Text shown
>> begin

People listened to speeches, prayed and, for three minutes, they lay on the ground — all in a call to end gun violence.

The Interfaith Vigil and Lie-in call for reform to help end gun violence took place Monday in front of the Iredell County Government Building.

The purpose of the service was to honor and remember the UNCC students and Mooresville police officer who have recently lost their lives due to gun violence.

The vigil also reflected and took time to mourn over deaths of other schoolchildren killed due to mass shootings as well as deaths of Christians, Muslims and Jews at worship.

Many community members came with signs to hold saying, “No more violence end gun violence,” “End Gun Violence” and even one that showed the words “Thoughts and Prayers” marked through, with “Policy and Change” substituted underneath.

The event started with the Rev. Steve Shoemaker, pastor of Grace Baptist in Statesville, speaking on gun violence as many stood around him comforting one another.

“ We are not here to speak against gun owners or gun sellers, we are here to mourn and to call for common-sense gun reform that will help keep weapons out of the hands of dangerous persons,” Shoemaker said.

Shoemaker then prayed for all who are affected by the aftermath of these shootings as he stood under the government center entrance sign which reads “In God We Trust.”

The community members were then invited to lie in the grassy area in front of the building for three minutes.

The three minutes symbolized the ease with which a dangerous person can buy a gun; this was the time it took for the shooter of the 32 Virginia Tech students to buy the weapon he used in 2007.

With many of the community members lying silent on the lawn, the three minutes passed by. Three minutes might not seem long, but a lot can happen.

After the lie-in came to an end those in attendance stood as four more speakers talked about their thoughts and feelings about the gun violence.

“ The number of hate crimes have escalated to a level that is well beyond eye-opening and tragic in a country that was founded on the principles of liberty, justice and freedom for all,” Beverly Maurice, the president of Congregation Emanuel in Statesville said.

>> end

Collected material
>> begin

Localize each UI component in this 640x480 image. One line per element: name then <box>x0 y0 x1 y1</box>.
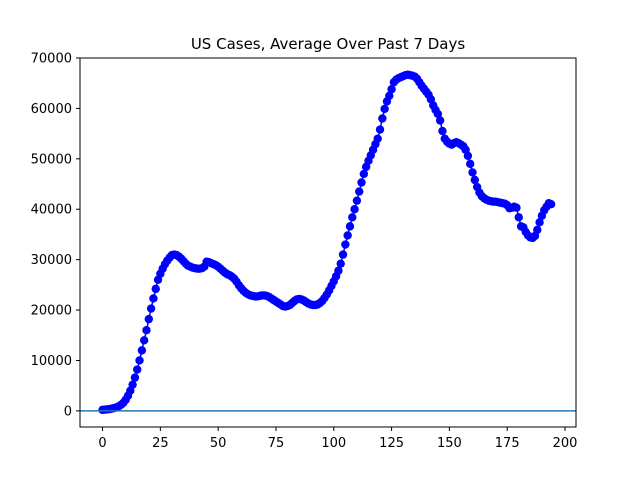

>> end

Problems
[1] In the article about the Iredell County vigil, what did the three-minute lie-in symbolize?
[2] List every phrase that the vigil article says appeared on the signs community members held.
[3] Continue the article about the vigil from the point where it ends.

Results of the exercise
[1] It symbolized the ease with which a dangerous person can buy a gun, since three minutes was the time it took the shooter of the 32 Virginia Tech students to buy his weapon in 2007.

[2]
- "No more violence end gun violence"
- "End Gun Violence"
- "Thoughts and Prayers" (marked through)
- "Policy and Change" (written underneath)

[3]
Maurice continued a powerful speech, having community members questioning why.

“ We have reached a point where there is no rhyme or reason for the deaths of too many victims. A neighborhood police officer during a routine traffic stop, students at the University of North Carolina Charlotte, the 60-year-old woman in Poway, California, the 40 victims of an anti-Muslim shootings of the two mosques in New Zealand,” Maurice said.

“ Who were these victims? Students, dentists, doctors, disabled people, retired people, old people, young people, people doing their job of keeping us safe. What is going wrong with our world,” Maurice said.

The next speaker kept his speech brief but expressed his related feelings to this topic as a family man.

“ I have three school-age children – three,” Pastor James Brunson Sr. of First Baptist Church said.

Brunson stated that he shows his kids love every morning because they live in a world where they might go to school and not return home the next day.

“ How many more kids, how many more students do we have to lose,” Brunson said as he called for common-sense gun reform. “When are we going to start using common sense?”

Tamir Mutakabbir, imam of Al-mu’minun which means “The Believers,” also experienced a heartbreaking event with his grandchild.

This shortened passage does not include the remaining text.